Data extracted from a collection:
———

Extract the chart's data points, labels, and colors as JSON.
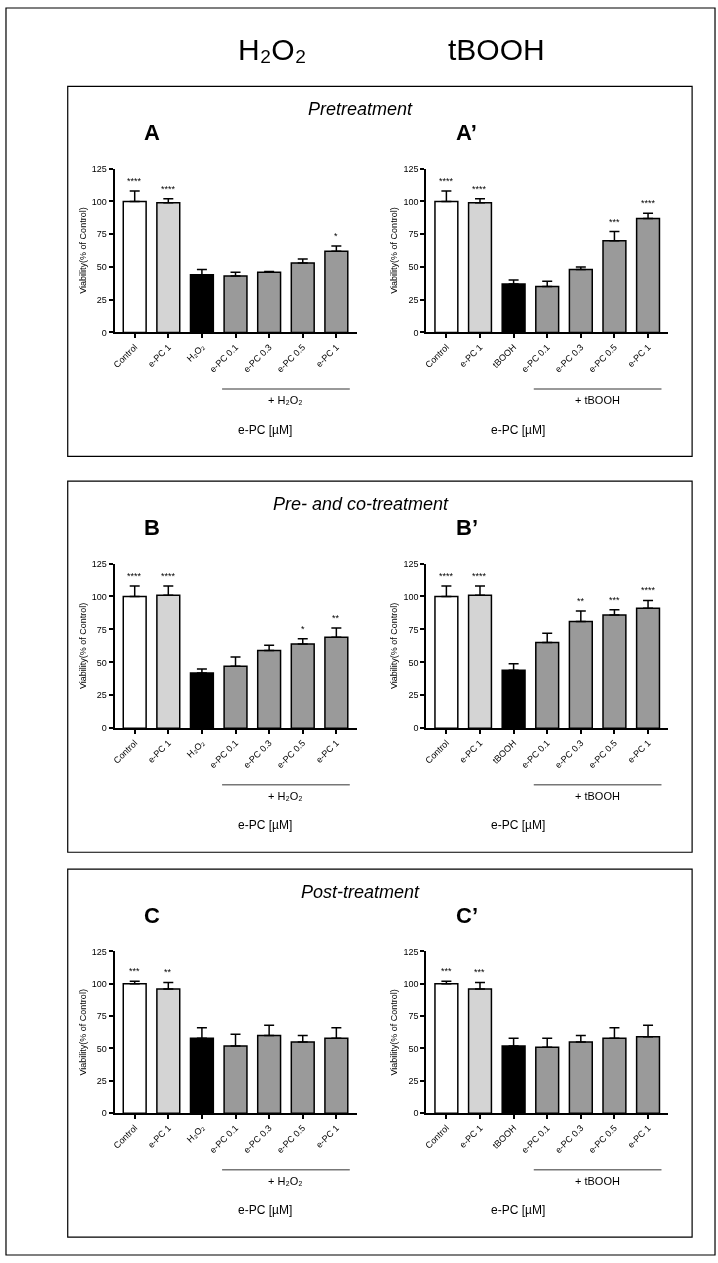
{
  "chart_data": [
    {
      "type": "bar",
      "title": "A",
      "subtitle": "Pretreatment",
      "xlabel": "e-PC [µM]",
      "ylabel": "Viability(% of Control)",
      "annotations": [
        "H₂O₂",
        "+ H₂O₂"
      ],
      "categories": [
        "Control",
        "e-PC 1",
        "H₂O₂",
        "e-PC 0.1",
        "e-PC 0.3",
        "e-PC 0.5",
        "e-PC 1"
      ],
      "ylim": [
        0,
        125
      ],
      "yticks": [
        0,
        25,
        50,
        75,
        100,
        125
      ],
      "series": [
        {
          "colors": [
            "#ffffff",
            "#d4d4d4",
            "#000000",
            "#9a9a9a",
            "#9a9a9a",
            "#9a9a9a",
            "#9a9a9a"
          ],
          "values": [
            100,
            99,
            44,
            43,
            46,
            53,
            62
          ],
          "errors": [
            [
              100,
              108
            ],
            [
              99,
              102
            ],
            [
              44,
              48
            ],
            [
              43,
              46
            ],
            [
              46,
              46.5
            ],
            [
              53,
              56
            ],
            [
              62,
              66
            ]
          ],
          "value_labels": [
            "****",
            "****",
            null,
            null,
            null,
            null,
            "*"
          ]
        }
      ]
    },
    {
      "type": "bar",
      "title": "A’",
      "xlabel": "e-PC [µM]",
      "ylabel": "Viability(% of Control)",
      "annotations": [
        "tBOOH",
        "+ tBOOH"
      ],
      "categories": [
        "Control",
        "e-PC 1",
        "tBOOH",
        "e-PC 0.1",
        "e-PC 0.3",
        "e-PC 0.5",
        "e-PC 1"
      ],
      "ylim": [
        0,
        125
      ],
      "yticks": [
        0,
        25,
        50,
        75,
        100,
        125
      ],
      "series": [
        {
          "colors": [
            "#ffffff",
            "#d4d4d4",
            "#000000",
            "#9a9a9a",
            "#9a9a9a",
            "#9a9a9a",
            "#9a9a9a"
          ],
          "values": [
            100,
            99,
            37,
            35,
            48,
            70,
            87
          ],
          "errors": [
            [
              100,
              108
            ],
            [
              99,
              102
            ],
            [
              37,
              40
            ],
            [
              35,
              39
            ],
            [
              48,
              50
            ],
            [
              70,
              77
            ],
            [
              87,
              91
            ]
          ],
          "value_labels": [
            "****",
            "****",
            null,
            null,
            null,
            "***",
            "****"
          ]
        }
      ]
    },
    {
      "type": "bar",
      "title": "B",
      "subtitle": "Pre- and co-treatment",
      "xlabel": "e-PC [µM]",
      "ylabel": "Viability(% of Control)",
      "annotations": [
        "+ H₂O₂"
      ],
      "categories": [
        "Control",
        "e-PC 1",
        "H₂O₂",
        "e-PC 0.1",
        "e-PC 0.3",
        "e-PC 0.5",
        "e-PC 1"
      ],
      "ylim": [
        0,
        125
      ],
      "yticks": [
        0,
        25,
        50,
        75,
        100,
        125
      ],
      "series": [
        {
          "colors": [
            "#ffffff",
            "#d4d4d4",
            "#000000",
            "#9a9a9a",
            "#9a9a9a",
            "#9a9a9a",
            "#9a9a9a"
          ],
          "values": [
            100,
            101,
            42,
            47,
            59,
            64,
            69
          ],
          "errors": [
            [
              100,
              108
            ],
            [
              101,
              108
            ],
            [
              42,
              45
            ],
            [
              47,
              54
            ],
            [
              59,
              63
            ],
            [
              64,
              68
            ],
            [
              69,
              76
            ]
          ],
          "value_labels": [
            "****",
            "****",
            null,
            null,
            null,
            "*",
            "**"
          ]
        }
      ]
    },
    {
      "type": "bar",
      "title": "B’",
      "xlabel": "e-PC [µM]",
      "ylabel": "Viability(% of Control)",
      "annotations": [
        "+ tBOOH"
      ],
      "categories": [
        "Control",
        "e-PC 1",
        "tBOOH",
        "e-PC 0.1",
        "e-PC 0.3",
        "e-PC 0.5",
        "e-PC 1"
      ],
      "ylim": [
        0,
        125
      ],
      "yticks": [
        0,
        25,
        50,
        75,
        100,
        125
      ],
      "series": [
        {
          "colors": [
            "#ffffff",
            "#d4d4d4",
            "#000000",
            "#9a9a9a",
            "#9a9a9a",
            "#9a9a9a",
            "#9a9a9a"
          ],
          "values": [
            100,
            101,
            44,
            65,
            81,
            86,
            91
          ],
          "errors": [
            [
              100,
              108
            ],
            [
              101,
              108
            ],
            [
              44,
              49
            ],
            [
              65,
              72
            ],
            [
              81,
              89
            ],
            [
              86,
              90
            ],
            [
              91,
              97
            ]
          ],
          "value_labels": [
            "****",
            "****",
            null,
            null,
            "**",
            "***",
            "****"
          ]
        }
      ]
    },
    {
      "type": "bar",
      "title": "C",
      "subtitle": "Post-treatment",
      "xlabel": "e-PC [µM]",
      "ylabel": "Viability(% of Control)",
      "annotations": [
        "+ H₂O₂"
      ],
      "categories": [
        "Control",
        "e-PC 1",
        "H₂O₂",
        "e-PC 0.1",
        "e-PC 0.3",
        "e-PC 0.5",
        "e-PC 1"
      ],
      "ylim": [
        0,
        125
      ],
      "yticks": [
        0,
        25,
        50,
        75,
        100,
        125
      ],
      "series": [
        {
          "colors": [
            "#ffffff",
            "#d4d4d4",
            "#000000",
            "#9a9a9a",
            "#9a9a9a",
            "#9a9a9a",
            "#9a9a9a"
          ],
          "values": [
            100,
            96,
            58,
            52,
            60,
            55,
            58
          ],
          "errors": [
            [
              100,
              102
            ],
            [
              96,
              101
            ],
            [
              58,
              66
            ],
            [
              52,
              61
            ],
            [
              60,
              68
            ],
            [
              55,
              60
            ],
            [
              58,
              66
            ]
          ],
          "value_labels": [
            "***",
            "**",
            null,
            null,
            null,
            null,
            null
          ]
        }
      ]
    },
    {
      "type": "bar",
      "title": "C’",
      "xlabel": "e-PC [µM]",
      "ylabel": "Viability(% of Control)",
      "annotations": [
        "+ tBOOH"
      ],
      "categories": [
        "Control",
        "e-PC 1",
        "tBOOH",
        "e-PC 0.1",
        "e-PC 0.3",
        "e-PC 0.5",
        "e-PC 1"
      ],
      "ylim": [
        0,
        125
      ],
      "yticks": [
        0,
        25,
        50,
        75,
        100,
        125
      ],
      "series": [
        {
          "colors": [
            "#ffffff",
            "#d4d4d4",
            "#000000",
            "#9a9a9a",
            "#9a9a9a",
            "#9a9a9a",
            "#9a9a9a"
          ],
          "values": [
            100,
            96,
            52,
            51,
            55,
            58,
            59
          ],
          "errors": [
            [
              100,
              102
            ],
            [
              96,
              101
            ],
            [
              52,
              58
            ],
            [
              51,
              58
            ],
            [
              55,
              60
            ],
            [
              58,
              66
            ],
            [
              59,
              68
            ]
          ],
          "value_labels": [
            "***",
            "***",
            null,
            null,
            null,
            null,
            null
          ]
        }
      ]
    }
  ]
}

———

◆ **Aim of the task**: Set the listing down in full and exactly. Pictures within it should not appear in the copy.

◆ **Correct output**:
Extract the chart's data points, labels, and colors as JSON.
{
  "chart_data": [
    {
      "type": "bar",
      "title": "A",
      "subtitle": "Pretreatment",
      "xlabel": "e-PC [µM]",
      "ylabel": "Viability(% of Control)",
      "annotations": [
        "H₂O₂",
        "+ H₂O₂"
      ],
      "categories": [
        "Control",
        "e-PC 1",
        "H₂O₂",
        "e-PC 0.1",
        "e-PC 0.3",
        "e-PC 0.5",
        "e-PC 1"
      ],
      "ylim": [
        0,
        125
      ],
      "yticks": [
        0,
        25,
        50,
        75,
        100,
        125
      ],
      "series": [
        {
          "colors": [
            "#ffffff",
            "#d4d4d4",
            "#000000",
            "#9a9a9a",
            "#9a9a9a",
            "#9a9a9a",
            "#9a9a9a"
          ],
          "values": [
            100,
            99,
            44,
            43,
            46,
            53,
            62
          ],
          "errors": [
            [
              100,
              108
            ],
            [
              99,
              102
            ],
            [
              44,
              48
            ],
            [
              43,
              46
            ],
            [
              46,
              46.5
            ],
            [
              53,
              56
            ],
            [
              62,
              66
            ]
          ],
          "value_labels": [
            "****",
            "****",
            null,
            null,
            null,
            null,
            "*"
          ]
        }
      ]
    },
    {
      "type": "bar",
      "title": "A’",
      "xlabel": "e-PC [µM]",
      "ylabel": "Viability(% of Control)",
      "annotations": [
        "tBOOH",
        "+ tBOOH"
      ],
      "categories": [
        "Control",
        "e-PC 1",
        "tBOOH",
        "e-PC 0.1",
        "e-PC 0.3",
        "e-PC 0.5",
        "e-PC 1"
      ],
      "ylim": [
        0,
        125
      ],
      "yticks": [
        0,
        25,
        50,
        75,
        100,
        125
      ],
      "series": [
        {
          "colors": [
            "#ffffff",
            "#d4d4d4",
            "#000000",
            "#9a9a9a",
            "#9a9a9a",
            "#9a9a9a",
            "#9a9a9a"
          ],
          "values": [
            100,
            99,
            37,
            35,
            48,
            70,
            87
          ],
          "errors": [
            [
              100,
              108
            ],
            [
              99,
              102
            ],
            [
              37,
              40
            ],
            [
              35,
              39
            ],
            [
              48,
              50
            ],
            [
              70,
              77
            ],
            [
              87,
              91
            ]
          ],
          "value_labels": [
            "****",
            "****",
            null,
            null,
            null,
            "***",
            "****"
          ]
        }
      ]
    },
    {
      "type": "bar",
      "title": "B",
      "subtitle": "Pre- and co-treatment",
      "xlabel": "e-PC [µM]",
      "ylabel": "Viability(% of Control)",
      "annotations": [
        "+ H₂O₂"
      ],
      "categories": [
        "Control",
        "e-PC 1",
        "H₂O₂",
        "e-PC 0.1",
        "e-PC 0.3",
        "e-PC 0.5",
        "e-PC 1"
      ],
      "ylim": [
        0,
        125
      ],
      "yticks": [
        0,
        25,
        50,
        75,
        100,
        125
      ],
      "series": [
        {
          "colors": [
            "#ffffff",
            "#d4d4d4",
            "#000000",
            "#9a9a9a",
            "#9a9a9a",
            "#9a9a9a",
            "#9a9a9a"
          ],
          "values": [
            100,
            101,
            42,
            47,
            59,
            64,
            69
          ],
          "errors": [
            [
              100,
              108
            ],
            [
              101,
              108
            ],
            [
              42,
              45
            ],
            [
              47,
              54
            ],
            [
              59,
              63
            ],
            [
              64,
              68
            ],
            [
              69,
              76
            ]
          ],
          "value_labels": [
            "****",
            "****",
            null,
            null,
            null,
            "*",
            "**"
          ]
        }
      ]
    },
    {
      "type": "bar",
      "title": "B’",
      "xlabel": "e-PC [µM]",
      "ylabel": "Viability(% of Control)",
      "annotations": [
        "+ tBOOH"
      ],
      "categories": [
        "Control",
        "e-PC 1",
        "tBOOH",
        "e-PC 0.1",
        "e-PC 0.3",
        "e-PC 0.5",
        "e-PC 1"
      ],
      "ylim": [
        0,
        125
      ],
      "yticks": [
        0,
        25,
        50,
        75,
        100,
        125
      ],
      "series": [
        {
          "colors": [
            "#ffffff",
            "#d4d4d4",
            "#000000",
            "#9a9a9a",
            "#9a9a9a",
            "#9a9a9a",
            "#9a9a9a"
          ],
          "values": [
            100,
            101,
            44,
            65,
            81,
            86,
            91
          ],
          "errors": [
            [
              100,
              108
            ],
            [
              101,
              108
            ],
            [
              44,
              49
            ],
            [
              65,
              72
            ],
            [
              81,
              89
            ],
            [
              86,
              90
            ],
            [
              91,
              97
            ]
          ],
          "value_labels": [
            "****",
            "****",
            null,
            null,
            "**",
            "***",
            "****"
          ]
        }
      ]
    },
    {
      "type": "bar",
      "title": "C",
      "subtitle": "Post-treatment",
      "xlabel": "e-PC [µM]",
      "ylabel": "Viability(% of Control)",
      "annotations": [
        "+ H₂O₂"
      ],
      "categories": [
        "Control",
        "e-PC 1",
        "H₂O₂",
        "e-PC 0.1",
        "e-PC 0.3",
        "e-PC 0.5",
        "e-PC 1"
      ],
      "ylim": [
        0,
        125
      ],
      "yticks": [
        0,
        25,
        50,
        75,
        100,
        125
      ],
      "series": [
        {
          "colors": [
            "#ffffff",
            "#d4d4d4",
            "#000000",
            "#9a9a9a",
            "#9a9a9a",
            "#9a9a9a",
            "#9a9a9a"
          ],
          "values": [
            100,
            96,
            58,
            52,
            60,
            55,
            58
          ],
          "errors": [
            [
              100,
              102
            ],
            [
              96,
              101
            ],
            [
              58,
              66
            ],
            [
              52,
              61
            ],
            [
              60,
              68
            ],
            [
              55,
              60
            ],
            [
              58,
              66
            ]
          ],
          "value_labels": [
            "***",
            "**",
            null,
            null,
            null,
            null,
            null
          ]
        }
      ]
    },
    {
      "type": "bar",
      "title": "C’",
      "xlabel": "e-PC [µM]",
      "ylabel": "Viability(% of Control)",
      "annotations": [
        "+ tBOOH"
      ],
      "categories": [
        "Control",
        "e-PC 1",
        "tBOOH",
        "e-PC 0.1",
        "e-PC 0.3",
        "e-PC 0.5",
        "e-PC 1"
      ],
      "ylim": [
        0,
        125
      ],
      "yticks": [
        0,
        25,
        50,
        75,
        100,
        125
      ],
      "series": [
        {
          "colors": [
            "#ffffff",
            "#d4d4d4",
            "#000000",
            "#9a9a9a",
            "#9a9a9a",
            "#9a9a9a",
            "#9a9a9a"
          ],
          "values": [
            100,
            96,
            52,
            51,
            55,
            58,
            59
          ],
          "errors": [
            [
              100,
              102
            ],
            [
              96,
              101
            ],
            [
              52,
              58
            ],
            [
              51,
              58
            ],
            [
              55,
              60
            ],
            [
              58,
              66
            ],
            [
              59,
              68
            ]
          ],
          "value_labels": [
            "***",
            "***",
            null,
            null,
            null,
            null,
            null
          ]
        }
      ]
    }
  ]
}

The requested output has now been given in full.